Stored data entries
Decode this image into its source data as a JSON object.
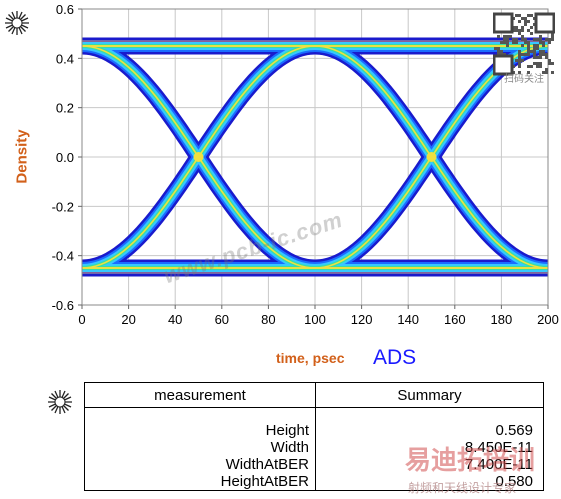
{
  "chart_data": {
    "type": "heatmap",
    "title": "",
    "xlabel": "time, psec",
    "ylabel": "Density",
    "xlim": [
      0,
      200
    ],
    "ylim": [
      -0.6,
      0.6
    ],
    "x_ticks": [
      "0",
      "20",
      "40",
      "60",
      "80",
      "100",
      "120",
      "140",
      "160",
      "180",
      "200"
    ],
    "y_ticks": [
      "0.6",
      "0.4",
      "0.2",
      "0.0",
      "-0.2",
      "-0.4",
      "-0.6"
    ],
    "grid": true,
    "eye_levels": {
      "high": 0.45,
      "low": -0.45
    },
    "crossings": [
      {
        "x": 50,
        "y": 0.0
      },
      {
        "x": 150,
        "y": 0.0
      }
    ],
    "density_colors": [
      "#1a1acc",
      "#1a6cff",
      "#36c8ff",
      "#38e0a0",
      "#f0e040",
      "#ff5a2a"
    ]
  },
  "brand": "ADS",
  "summary_table": {
    "headers": [
      "measurement",
      "Summary"
    ],
    "rows": [
      {
        "name": "Height",
        "value": "0.569"
      },
      {
        "name": "Width",
        "value": "8.450E-11"
      },
      {
        "name": "WidthAtBER",
        "value": "7.400E-11"
      },
      {
        "name": "HeightAtBER",
        "value": "0.580"
      }
    ]
  },
  "watermarks": {
    "url": "www.pcb-ic.com",
    "cn_brand": "易迪拓培训",
    "cn_sub": "射频和天线设计专家",
    "qr_caption": "扫码关注"
  },
  "icons": [
    "agilent-logo-icon",
    "qr-code-icon"
  ]
}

__Problem to solve__:
Each record should be quoted exactly, with the images omitted.

__Result__:
Decode this image into its source data as a JSON object.
{
  "chart_data": {
    "type": "heatmap",
    "title": "",
    "xlabel": "time, psec",
    "ylabel": "Density",
    "xlim": [
      0,
      200
    ],
    "ylim": [
      -0.6,
      0.6
    ],
    "x_ticks": [
      "0",
      "20",
      "40",
      "60",
      "80",
      "100",
      "120",
      "140",
      "160",
      "180",
      "200"
    ],
    "y_ticks": [
      "0.6",
      "0.4",
      "0.2",
      "0.0",
      "-0.2",
      "-0.4",
      "-0.6"
    ],
    "grid": true,
    "eye_levels": {
      "high": 0.45,
      "low": -0.45
    },
    "crossings": [
      {
        "x": 50,
        "y": 0.0
      },
      {
        "x": 150,
        "y": 0.0
      }
    ],
    "density_colors": [
      "#1a1acc",
      "#1a6cff",
      "#36c8ff",
      "#38e0a0",
      "#f0e040",
      "#ff5a2a"
    ]
  },
  "brand": "ADS",
  "summary_table": {
    "headers": [
      "measurement",
      "Summary"
    ],
    "rows": [
      {
        "name": "Height",
        "value": "0.569"
      },
      {
        "name": "Width",
        "value": "8.450E-11"
      },
      {
        "name": "WidthAtBER",
        "value": "7.400E-11"
      },
      {
        "name": "HeightAtBER",
        "value": "0.580"
      }
    ]
  },
  "watermarks": {
    "url": "www.pcb-ic.com",
    "cn_brand": "易迪拓培训",
    "cn_sub": "射频和天线设计专家",
    "qr_caption": "扫码关注"
  },
  "icons": [
    "agilent-logo-icon",
    "qr-code-icon"
  ]
}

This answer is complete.